INSTRUCTIONS FOR THE TASK.
Reproduce the listing below verbatim, from its first line through the line containing "y-tick-label: 30000 — [34, 356, 69, 369]", with both of those lines included.

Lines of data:
+ + + +

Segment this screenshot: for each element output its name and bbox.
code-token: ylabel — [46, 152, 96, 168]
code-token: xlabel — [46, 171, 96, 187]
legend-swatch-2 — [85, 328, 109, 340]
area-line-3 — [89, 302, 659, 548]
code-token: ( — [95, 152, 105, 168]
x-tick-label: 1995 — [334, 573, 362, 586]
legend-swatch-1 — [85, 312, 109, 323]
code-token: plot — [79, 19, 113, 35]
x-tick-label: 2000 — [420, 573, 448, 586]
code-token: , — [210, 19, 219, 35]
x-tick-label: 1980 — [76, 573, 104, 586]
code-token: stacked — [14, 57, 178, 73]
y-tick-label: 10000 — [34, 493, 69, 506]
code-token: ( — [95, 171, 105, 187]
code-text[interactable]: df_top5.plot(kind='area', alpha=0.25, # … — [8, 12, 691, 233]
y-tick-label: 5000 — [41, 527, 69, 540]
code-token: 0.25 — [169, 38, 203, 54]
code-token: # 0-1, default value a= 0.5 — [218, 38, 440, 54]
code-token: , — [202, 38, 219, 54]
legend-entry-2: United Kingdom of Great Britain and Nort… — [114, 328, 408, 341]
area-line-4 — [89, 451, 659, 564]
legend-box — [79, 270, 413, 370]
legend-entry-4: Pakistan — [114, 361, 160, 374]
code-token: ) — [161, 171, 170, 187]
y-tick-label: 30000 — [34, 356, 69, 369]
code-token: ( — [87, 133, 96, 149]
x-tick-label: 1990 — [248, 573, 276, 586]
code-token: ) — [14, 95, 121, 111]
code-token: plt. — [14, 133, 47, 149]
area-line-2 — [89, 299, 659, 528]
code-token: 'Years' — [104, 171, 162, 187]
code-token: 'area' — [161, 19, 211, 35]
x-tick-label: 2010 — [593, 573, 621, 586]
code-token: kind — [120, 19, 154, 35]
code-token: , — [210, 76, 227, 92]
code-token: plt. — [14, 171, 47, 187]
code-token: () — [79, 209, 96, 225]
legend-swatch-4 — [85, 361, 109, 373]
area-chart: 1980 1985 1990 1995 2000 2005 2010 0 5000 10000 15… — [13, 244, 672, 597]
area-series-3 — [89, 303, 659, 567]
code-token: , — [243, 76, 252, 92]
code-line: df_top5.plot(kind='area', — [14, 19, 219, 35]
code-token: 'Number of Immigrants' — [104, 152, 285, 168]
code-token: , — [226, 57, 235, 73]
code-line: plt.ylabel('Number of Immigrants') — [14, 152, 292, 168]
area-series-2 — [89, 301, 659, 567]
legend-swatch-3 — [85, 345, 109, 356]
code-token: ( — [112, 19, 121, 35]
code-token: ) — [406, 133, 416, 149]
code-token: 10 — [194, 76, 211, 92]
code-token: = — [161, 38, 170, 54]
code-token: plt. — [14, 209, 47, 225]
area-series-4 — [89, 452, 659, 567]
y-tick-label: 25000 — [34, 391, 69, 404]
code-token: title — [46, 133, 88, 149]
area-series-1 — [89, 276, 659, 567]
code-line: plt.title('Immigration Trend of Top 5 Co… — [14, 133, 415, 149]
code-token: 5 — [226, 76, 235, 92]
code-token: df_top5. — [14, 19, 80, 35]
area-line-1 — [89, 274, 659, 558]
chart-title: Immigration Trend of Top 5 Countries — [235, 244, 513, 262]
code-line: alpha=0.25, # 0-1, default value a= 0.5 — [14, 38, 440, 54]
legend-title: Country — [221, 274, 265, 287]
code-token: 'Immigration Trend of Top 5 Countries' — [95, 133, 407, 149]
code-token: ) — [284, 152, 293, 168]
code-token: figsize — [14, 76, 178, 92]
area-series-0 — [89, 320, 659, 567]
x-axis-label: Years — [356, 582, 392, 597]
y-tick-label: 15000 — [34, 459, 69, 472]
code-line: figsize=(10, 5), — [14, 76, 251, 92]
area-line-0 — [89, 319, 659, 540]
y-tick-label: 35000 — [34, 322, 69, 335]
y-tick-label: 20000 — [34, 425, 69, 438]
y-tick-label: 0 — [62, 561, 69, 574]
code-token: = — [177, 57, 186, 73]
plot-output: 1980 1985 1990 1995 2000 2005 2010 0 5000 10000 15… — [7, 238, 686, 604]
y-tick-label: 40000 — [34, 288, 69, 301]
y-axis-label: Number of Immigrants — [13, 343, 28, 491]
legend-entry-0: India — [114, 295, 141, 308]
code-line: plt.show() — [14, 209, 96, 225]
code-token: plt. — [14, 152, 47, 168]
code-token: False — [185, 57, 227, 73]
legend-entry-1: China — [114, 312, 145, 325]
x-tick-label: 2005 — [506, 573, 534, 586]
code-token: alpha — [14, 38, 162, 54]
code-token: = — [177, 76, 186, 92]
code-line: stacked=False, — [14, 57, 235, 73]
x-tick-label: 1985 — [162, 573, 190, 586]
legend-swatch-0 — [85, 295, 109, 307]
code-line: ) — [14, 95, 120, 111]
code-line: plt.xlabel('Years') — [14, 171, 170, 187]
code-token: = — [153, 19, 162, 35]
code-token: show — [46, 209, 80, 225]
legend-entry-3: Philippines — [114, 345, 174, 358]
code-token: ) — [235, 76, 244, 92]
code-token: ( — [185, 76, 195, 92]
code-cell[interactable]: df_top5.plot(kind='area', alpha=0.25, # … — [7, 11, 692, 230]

+ + + +

ANSWER FOR THE TASK.
Segment this screenshot: for each element output its name and bbox.
code-token: ylabel — [46, 152, 96, 168]
code-token: xlabel — [46, 171, 96, 187]
legend-swatch-2 — [85, 328, 109, 340]
area-line-3 — [89, 302, 659, 548]
code-token: ( — [95, 152, 105, 168]
x-tick-label: 1995 — [334, 573, 362, 586]
legend-swatch-1 — [85, 312, 109, 323]
code-token: plot — [79, 19, 113, 35]
x-tick-label: 2000 — [420, 573, 448, 586]
code-token: , — [210, 19, 219, 35]
x-tick-label: 1980 — [76, 573, 104, 586]
code-token: stacked — [14, 57, 178, 73]
y-tick-label: 10000 — [34, 493, 69, 506]
code-token: ( — [95, 171, 105, 187]
code-text[interactable]: df_top5.plot(kind='area', alpha=0.25, # … — [8, 12, 691, 233]
y-tick-label: 5000 — [41, 527, 69, 540]
code-token: 0.25 — [169, 38, 203, 54]
code-token: # 0-1, default value a= 0.5 — [218, 38, 440, 54]
code-token: , — [202, 38, 219, 54]
legend-entry-2: United Kingdom of Great Britain and Nort… — [114, 328, 408, 341]
area-line-4 — [89, 451, 659, 564]
legend-box — [79, 270, 413, 370]
legend-entry-4: Pakistan — [114, 361, 160, 374]
code-token: ) — [161, 171, 170, 187]
y-tick-label: 30000 — [34, 356, 69, 369]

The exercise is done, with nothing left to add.